Dataset records

::::::::::

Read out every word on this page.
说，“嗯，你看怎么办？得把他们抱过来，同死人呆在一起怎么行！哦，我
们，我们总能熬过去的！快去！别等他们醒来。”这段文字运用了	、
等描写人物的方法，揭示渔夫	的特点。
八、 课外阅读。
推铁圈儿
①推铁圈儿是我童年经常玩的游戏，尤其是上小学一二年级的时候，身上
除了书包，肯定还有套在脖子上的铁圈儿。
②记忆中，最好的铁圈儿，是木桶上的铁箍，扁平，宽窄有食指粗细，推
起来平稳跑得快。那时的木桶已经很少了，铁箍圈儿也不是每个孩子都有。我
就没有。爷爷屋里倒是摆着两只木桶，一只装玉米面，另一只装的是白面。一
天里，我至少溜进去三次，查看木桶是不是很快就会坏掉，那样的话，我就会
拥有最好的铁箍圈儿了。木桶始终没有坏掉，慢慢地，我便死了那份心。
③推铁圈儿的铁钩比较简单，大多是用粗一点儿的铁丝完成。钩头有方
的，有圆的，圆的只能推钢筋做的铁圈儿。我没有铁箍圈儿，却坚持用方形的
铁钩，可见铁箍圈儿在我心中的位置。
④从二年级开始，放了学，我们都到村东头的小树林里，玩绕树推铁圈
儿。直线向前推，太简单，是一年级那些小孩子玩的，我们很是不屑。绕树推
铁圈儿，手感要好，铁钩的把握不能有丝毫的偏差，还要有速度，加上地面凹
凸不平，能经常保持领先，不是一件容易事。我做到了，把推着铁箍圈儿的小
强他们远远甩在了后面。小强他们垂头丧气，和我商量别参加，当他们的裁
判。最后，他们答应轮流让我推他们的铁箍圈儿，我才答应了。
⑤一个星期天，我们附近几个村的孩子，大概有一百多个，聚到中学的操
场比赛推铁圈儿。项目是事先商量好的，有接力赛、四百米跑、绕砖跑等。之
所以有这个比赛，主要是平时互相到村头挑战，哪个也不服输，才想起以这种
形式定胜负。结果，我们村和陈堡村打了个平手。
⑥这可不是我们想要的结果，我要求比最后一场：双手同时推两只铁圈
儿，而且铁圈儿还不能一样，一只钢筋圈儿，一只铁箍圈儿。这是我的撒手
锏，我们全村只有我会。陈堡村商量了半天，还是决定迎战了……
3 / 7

::::::::::

:: STATED EXERCISE ::
Return the entries above exactly as they appear.

:: EXERCISE OUTPUT ::
Read out every word on this page.
说，“嗯，你看怎么办？得把他们抱过来，同死人呆在一起怎么行！哦，我
们，我们总能熬过去的！快去！别等他们醒来。”这段文字运用了	、
等描写人物的方法，揭示渔夫	的特点。
八、 课外阅读。
推铁圈儿
①推铁圈儿是我童年经常玩的游戏，尤其是上小学一二年级的时候，身上
除了书包，肯定还有套在脖子上的铁圈儿。
②记忆中，最好的铁圈儿，是木桶上的铁箍，扁平，宽窄有食指粗细，推
起来平稳跑得快。那时的木桶已经很少了，铁箍圈儿也不是每个孩子都有。我
就没有。爷爷屋里倒是摆着两只木桶，一只装玉米面，另一只装的是白面。一
天里，我至少溜进去三次，查看木桶是不是很快就会坏掉，那样的话，我就会
拥有最好的铁箍圈儿了。木桶始终没有坏掉，慢慢地，我便死了那份心。
③推铁圈儿的铁钩比较简单，大多是用粗一点儿的铁丝完成。钩头有方
的，有圆的，圆的只能推钢筋做的铁圈儿。我没有铁箍圈儿，却坚持用方形的
铁钩，可见铁箍圈儿在我心中的位置。
④从二年级开始，放了学，我们都到村东头的小树林里，玩绕树推铁圈
儿。直线向前推，太简单，是一年级那些小孩子玩的，我们很是不屑。绕树推
铁圈儿，手感要好，铁钩的把握不能有丝毫的偏差，还要有速度，加上地面凹
凸不平，能经常保持领先，不是一件容易事。我做到了，把推着铁箍圈儿的小
强他们远远甩在了后面。小强他们垂头丧气，和我商量别参加，当他们的裁
判。最后，他们答应轮流让我推他们的铁箍圈儿，我才答应了。
⑤一个星期天，我们附近几个村的孩子，大概有一百多个，聚到中学的操
场比赛推铁圈儿。项目是事先商量好的，有接力赛、四百米跑、绕砖跑等。之
所以有这个比赛，主要是平时互相到村头挑战，哪个也不服输，才想起以这种
形式定胜负。结果，我们村和陈堡村打了个平手。
⑥这可不是我们想要的结果，我要求比最后一场：双手同时推两只铁圈
儿，而且铁圈儿还不能一样，一只钢筋圈儿，一只铁箍圈儿。这是我的撒手
锏，我们全村只有我会。陈堡村商量了半天，还是决定迎战了……
3 / 7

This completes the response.